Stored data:
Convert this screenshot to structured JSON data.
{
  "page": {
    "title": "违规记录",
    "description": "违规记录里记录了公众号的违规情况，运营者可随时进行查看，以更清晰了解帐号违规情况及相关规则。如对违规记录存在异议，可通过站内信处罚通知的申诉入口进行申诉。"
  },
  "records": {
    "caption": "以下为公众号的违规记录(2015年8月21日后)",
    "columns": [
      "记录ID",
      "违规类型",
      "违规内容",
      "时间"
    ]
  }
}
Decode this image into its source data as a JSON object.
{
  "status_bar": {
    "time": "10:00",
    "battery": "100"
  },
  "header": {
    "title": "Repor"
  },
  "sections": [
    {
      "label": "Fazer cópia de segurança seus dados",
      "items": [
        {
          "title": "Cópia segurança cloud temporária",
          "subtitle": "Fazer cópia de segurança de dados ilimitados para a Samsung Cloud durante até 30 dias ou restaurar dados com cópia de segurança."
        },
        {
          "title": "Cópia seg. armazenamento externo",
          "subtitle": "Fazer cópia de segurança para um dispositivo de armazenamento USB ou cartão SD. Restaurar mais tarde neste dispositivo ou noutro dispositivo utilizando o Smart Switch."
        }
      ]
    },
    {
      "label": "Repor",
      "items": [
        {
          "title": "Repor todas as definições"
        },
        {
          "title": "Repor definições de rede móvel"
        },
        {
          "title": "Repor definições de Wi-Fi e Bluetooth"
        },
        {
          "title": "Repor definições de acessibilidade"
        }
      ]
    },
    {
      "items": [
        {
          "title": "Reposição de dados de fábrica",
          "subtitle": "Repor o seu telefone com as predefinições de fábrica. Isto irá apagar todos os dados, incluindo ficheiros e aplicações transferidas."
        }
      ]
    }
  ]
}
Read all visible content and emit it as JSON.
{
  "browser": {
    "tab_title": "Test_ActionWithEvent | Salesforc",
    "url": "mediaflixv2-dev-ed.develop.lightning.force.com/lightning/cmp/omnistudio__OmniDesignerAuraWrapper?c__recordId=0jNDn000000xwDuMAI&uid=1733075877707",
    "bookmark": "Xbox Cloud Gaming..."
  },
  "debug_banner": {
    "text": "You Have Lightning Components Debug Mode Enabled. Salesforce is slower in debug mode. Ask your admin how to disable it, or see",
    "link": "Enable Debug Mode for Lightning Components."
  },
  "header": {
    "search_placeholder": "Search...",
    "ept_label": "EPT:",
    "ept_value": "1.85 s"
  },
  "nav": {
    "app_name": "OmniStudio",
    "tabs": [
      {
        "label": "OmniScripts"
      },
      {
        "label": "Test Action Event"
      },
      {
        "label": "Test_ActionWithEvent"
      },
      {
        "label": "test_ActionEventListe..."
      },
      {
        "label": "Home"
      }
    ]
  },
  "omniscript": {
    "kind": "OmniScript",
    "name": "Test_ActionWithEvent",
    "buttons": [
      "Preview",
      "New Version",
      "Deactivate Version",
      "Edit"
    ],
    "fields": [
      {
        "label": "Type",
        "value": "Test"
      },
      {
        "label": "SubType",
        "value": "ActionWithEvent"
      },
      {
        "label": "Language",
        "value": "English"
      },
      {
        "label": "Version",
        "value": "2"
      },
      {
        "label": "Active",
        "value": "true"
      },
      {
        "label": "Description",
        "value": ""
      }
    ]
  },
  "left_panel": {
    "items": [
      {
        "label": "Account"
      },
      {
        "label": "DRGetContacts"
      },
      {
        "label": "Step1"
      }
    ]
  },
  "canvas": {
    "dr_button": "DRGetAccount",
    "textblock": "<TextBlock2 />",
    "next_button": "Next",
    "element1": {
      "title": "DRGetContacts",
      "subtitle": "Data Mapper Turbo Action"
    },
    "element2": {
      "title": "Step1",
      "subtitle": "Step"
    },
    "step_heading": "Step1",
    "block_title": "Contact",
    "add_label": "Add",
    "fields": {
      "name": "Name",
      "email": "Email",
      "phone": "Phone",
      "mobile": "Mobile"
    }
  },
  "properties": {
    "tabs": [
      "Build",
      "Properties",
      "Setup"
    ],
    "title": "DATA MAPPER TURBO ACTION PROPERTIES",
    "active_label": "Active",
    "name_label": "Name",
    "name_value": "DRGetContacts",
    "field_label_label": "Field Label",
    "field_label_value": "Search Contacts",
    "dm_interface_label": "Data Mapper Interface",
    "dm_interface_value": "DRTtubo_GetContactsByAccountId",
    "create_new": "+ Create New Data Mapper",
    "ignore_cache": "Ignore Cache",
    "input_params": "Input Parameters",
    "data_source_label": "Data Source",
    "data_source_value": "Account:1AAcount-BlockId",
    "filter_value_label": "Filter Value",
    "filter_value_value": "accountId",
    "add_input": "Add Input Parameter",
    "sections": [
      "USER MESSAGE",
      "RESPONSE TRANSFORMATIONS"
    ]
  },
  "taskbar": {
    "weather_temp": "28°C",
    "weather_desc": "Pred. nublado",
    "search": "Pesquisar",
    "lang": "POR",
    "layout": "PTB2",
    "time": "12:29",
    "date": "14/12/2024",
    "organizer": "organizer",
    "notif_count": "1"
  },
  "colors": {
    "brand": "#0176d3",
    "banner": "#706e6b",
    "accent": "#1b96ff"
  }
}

> [Task instructions]:
Write out the complete set of records exactly as given.

> [Solution]:
Convert this screenshot to structured JSON data.
{
  "page": {
    "title": "违规记录",
    "description": "违规记录里记录了公众号的违规情况，运营者可随时进行查看，以更清晰了解帐号违规情况及相关规则。如对违规记录存在异议，可通过站内信处罚通知的申诉入口进行申诉。"
  },
  "records": {
    "caption": "以下为公众号的违规记录(2015年8月21日后)",
    "columns": [
      "记录ID",
      "违规类型",
      "违规内容",
      "时间"
    ]
  }
}
Decode this image into its source data as a JSON object.
{
  "status_bar": {
    "time": "10:00",
    "battery": "100"
  },
  "header": {
    "title": "Repor"
  },
  "sections": [
    {
      "label": "Fazer cópia de segurança seus dados",
      "items": [
        {
          "title": "Cópia segurança cloud temporária",
          "subtitle": "Fazer cópia de segurança de dados ilimitados para a Samsung Cloud durante até 30 dias ou restaurar dados com cópia de segurança."
        },
        {
          "title": "Cópia seg. armazenamento externo",
          "subtitle": "Fazer cópia de segurança para um dispositivo de armazenamento USB ou cartão SD. Restaurar mais tarde neste dispositivo ou noutro dispositivo utilizando o Smart Switch."
        }
      ]
    },
    {
      "label": "Repor",
      "items": [
        {
          "title": "Repor todas as definições"
        },
        {
          "title": "Repor definições de rede móvel"
        },
        {
          "title": "Repor definições de Wi-Fi e Bluetooth"
        },
        {
          "title": "Repor definições de acessibilidade"
        }
      ]
    },
    {
      "items": [
        {
          "title": "Reposição de dados de fábrica",
          "subtitle": "Repor o seu telefone com as predefinições de fábrica. Isto irá apagar todos os dados, incluindo ficheiros e aplicações transferidas."
        }
      ]
    }
  ]
}
Read all visible content and emit it as JSON.
{
  "browser": {
    "tab_title": "Test_ActionWithEvent | Salesforc",
    "url": "mediaflixv2-dev-ed.develop.lightning.force.com/lightning/cmp/omnistudio__OmniDesignerAuraWrapper?c__recordId=0jNDn000000xwDuMAI&uid=1733075877707",
    "bookmark": "Xbox Cloud Gaming..."
  },
  "debug_banner": {
    "text": "You Have Lightning Components Debug Mode Enabled. Salesforce is slower in debug mode. Ask your admin how to disable it, or see",
    "link": "Enable Debug Mode for Lightning Components."
  },
  "header": {
    "search_placeholder": "Search...",
    "ept_label": "EPT:",
    "ept_value": "1.85 s"
  },
  "nav": {
    "app_name": "OmniStudio",
    "tabs": [
      {
        "label": "OmniScripts"
      },
      {
        "label": "Test Action Event"
      },
      {
        "label": "Test_ActionWithEvent"
      },
      {
        "label": "test_ActionEventListe..."
      },
      {
        "label": "Home"
      }
    ]
  },
  "omniscript": {
    "kind": "OmniScript",
    "name": "Test_ActionWithEvent",
    "buttons": [
      "Preview",
      "New Version",
      "Deactivate Version",
      "Edit"
    ],
    "fields": [
      {
        "label": "Type",
        "value": "Test"
      },
      {
        "label": "SubType",
        "value": "ActionWithEvent"
      },
      {
        "label": "Language",
        "value": "English"
      },
      {
        "label": "Version",
        "value": "2"
      },
      {
        "label": "Active",
        "value": "true"
      },
      {
        "label": "Description",
        "value": ""
      }
    ]
  },
  "left_panel": {
    "items": [
      {
        "label": "Account"
      },
      {
        "label": "DRGetContacts"
      },
      {
        "label": "Step1"
      }
    ]
  },
  "canvas": {
    "dr_button": "DRGetAccount",
    "textblock": "<TextBlock2 />",
    "next_button": "Next",
    "element1": {
      "title": "DRGetContacts",
      "subtitle": "Data Mapper Turbo Action"
    },
    "element2": {
      "title": "Step1",
      "subtitle": "Step"
    },
    "step_heading": "Step1",
    "block_title": "Contact",
    "add_label": "Add",
    "fields": {
      "name": "Name",
      "email": "Email",
      "phone": "Phone",
      "mobile": "Mobile"
    }
  },
  "properties": {
    "tabs": [
      "Build",
      "Properties",
      "Setup"
    ],
    "title": "DATA MAPPER TURBO ACTION PROPERTIES",
    "active_label": "Active",
    "name_label": "Name",
    "name_value": "DRGetContacts",
    "field_label_label": "Field Label",
    "field_label_value": "Search Contacts",
    "dm_interface_label": "Data Mapper Interface",
    "dm_interface_value": "DRTtubo_GetContactsByAccountId",
    "create_new": "+ Create New Data Mapper",
    "ignore_cache": "Ignore Cache",
    "input_params": "Input Parameters",
    "data_source_label": "Data Source",
    "data_source_value": "Account:1AAcount-BlockId",
    "filter_value_label": "Filter Value",
    "filter_value_value": "accountId",
    "add_input": "Add Input Parameter",
    "sections": [
      "USER MESSAGE",
      "RESPONSE TRANSFORMATIONS"
    ]
  },
  "taskbar": {
    "weather_temp": "28°C",
    "weather_desc": "Pred. nublado",
    "search": "Pesquisar",
    "lang": "POR",
    "layout": "PTB2",
    "time": "12:29",
    "date": "14/12/2024",
    "organizer": "organizer",
    "notif_count": "1"
  },
  "colors": {
    "brand": "#0176d3",
    "banner": "#706e6b",
    "accent": "#1b96ff"
  }
}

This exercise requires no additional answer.